ENTRIES SHOWN:
..............................
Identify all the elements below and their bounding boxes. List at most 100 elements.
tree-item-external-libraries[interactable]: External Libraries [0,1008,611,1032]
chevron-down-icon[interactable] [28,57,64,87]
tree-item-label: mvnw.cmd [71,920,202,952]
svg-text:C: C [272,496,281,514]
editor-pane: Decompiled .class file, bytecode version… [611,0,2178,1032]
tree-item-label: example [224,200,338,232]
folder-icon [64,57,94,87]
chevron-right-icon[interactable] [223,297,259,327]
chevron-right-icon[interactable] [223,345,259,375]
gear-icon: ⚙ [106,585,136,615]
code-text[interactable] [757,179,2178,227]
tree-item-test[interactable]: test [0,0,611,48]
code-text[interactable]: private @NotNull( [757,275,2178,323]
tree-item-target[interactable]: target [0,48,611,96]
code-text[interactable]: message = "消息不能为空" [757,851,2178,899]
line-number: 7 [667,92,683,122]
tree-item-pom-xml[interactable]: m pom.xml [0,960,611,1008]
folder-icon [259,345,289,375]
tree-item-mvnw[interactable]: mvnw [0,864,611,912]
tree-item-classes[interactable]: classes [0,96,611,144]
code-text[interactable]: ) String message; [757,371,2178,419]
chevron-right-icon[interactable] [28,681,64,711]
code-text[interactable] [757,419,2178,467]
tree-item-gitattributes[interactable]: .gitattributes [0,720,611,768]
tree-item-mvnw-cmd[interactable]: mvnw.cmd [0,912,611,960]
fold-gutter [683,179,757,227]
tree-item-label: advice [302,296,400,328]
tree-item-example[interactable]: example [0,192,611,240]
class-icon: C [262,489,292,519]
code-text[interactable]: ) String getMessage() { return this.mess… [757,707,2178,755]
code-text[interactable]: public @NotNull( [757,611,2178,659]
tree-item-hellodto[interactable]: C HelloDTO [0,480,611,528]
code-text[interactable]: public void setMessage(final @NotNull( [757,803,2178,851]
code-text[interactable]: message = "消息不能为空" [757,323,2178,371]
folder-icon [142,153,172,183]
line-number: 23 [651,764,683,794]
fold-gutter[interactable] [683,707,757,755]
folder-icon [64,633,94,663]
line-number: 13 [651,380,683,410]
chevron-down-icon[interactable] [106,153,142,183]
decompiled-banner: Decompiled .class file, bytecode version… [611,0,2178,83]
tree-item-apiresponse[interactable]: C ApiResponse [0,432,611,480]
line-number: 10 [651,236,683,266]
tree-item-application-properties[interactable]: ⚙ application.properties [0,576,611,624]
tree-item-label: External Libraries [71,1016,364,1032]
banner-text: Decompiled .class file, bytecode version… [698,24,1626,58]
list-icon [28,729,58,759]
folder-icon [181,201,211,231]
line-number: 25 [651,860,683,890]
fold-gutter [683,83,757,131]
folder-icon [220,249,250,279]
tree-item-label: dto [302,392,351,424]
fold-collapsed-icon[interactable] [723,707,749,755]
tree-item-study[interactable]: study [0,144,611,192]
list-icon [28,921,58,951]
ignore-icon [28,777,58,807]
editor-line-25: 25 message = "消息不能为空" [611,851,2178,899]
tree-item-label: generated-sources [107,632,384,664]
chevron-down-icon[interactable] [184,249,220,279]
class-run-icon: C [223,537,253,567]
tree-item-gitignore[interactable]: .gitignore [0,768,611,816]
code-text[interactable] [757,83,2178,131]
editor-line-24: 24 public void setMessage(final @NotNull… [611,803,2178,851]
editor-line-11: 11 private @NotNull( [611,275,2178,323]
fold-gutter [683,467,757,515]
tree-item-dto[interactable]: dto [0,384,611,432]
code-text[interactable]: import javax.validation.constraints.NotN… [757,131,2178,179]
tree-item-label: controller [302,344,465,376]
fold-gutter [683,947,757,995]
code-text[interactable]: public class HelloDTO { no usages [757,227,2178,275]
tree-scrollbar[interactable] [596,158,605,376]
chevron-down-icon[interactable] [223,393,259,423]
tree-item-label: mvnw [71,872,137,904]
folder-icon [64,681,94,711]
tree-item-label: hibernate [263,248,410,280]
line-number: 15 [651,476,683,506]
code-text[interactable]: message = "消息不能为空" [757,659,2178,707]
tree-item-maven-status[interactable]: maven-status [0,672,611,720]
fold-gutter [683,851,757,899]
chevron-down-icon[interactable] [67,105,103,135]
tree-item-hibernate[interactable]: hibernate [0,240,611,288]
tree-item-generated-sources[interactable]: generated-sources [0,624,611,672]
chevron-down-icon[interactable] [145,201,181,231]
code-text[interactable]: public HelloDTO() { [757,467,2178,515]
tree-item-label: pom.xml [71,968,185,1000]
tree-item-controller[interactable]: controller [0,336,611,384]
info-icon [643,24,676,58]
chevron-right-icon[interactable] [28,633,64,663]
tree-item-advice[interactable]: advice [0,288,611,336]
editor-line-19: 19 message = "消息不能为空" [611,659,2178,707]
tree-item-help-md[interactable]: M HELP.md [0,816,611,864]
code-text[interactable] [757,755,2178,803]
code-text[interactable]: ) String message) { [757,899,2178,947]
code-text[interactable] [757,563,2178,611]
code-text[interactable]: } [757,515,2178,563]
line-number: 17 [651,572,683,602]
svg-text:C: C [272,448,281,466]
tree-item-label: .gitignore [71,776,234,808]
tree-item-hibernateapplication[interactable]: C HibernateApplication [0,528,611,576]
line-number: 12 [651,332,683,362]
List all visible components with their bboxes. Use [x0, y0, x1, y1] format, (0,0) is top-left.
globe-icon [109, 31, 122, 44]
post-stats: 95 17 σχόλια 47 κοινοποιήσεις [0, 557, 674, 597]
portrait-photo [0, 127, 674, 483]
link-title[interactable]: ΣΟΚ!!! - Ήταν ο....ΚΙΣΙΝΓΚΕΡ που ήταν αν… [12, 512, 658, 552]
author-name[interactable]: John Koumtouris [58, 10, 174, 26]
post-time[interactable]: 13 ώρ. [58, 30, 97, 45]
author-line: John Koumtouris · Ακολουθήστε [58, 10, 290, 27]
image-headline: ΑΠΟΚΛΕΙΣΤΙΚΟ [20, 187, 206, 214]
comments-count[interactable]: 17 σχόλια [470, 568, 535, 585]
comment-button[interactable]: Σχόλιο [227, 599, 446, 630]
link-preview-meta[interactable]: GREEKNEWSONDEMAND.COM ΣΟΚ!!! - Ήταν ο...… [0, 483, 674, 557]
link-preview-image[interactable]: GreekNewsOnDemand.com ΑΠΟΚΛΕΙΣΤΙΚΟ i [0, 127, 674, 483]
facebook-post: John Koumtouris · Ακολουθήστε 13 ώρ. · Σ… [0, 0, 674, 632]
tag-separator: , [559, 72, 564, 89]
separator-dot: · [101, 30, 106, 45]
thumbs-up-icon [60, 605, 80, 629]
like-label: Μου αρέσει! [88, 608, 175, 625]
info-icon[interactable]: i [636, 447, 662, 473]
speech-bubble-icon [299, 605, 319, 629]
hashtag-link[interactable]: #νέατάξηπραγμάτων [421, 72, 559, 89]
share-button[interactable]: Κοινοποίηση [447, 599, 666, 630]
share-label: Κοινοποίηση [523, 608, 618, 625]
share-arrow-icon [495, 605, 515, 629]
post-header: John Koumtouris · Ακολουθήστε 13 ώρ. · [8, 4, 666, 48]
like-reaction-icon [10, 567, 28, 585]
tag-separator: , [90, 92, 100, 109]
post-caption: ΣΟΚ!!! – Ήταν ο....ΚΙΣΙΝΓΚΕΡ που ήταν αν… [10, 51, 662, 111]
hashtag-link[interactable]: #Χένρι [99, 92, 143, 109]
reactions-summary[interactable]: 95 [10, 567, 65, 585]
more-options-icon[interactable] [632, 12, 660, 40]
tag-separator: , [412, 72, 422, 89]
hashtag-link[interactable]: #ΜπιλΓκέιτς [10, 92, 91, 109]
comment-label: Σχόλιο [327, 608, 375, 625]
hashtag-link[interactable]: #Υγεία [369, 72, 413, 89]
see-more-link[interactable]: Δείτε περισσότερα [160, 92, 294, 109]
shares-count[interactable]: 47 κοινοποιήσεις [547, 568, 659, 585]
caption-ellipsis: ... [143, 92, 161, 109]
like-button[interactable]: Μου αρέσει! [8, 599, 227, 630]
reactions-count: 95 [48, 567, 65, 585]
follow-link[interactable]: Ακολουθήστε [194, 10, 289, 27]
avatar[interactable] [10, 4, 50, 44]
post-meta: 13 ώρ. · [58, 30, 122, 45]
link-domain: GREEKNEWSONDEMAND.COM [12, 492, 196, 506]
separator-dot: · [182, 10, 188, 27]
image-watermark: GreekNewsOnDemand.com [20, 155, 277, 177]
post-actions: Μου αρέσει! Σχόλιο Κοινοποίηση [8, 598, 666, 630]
..............................
PROBLEM: Rewrite everything from the start of the lines above down to the line containing "tree-item-label: example [224,200,338,232]", with "tree-item-label" changed to "tree-node-label" and all else left as it is.

EXERCISE ANSWER:
Identify all the elements below and their bounding boxes. List at most 100 elements.
tree-item-external-libraries[interactable]: External Libraries [0,1008,611,1032]
chevron-down-icon[interactable] [28,57,64,87]
tree-node-label: mvnw.cmd [71,920,202,952]
svg-text:C: C [272,496,281,514]
editor-pane: Decompiled .class file, bytecode version… [611,0,2178,1032]
tree-node-label: example [224,200,338,232]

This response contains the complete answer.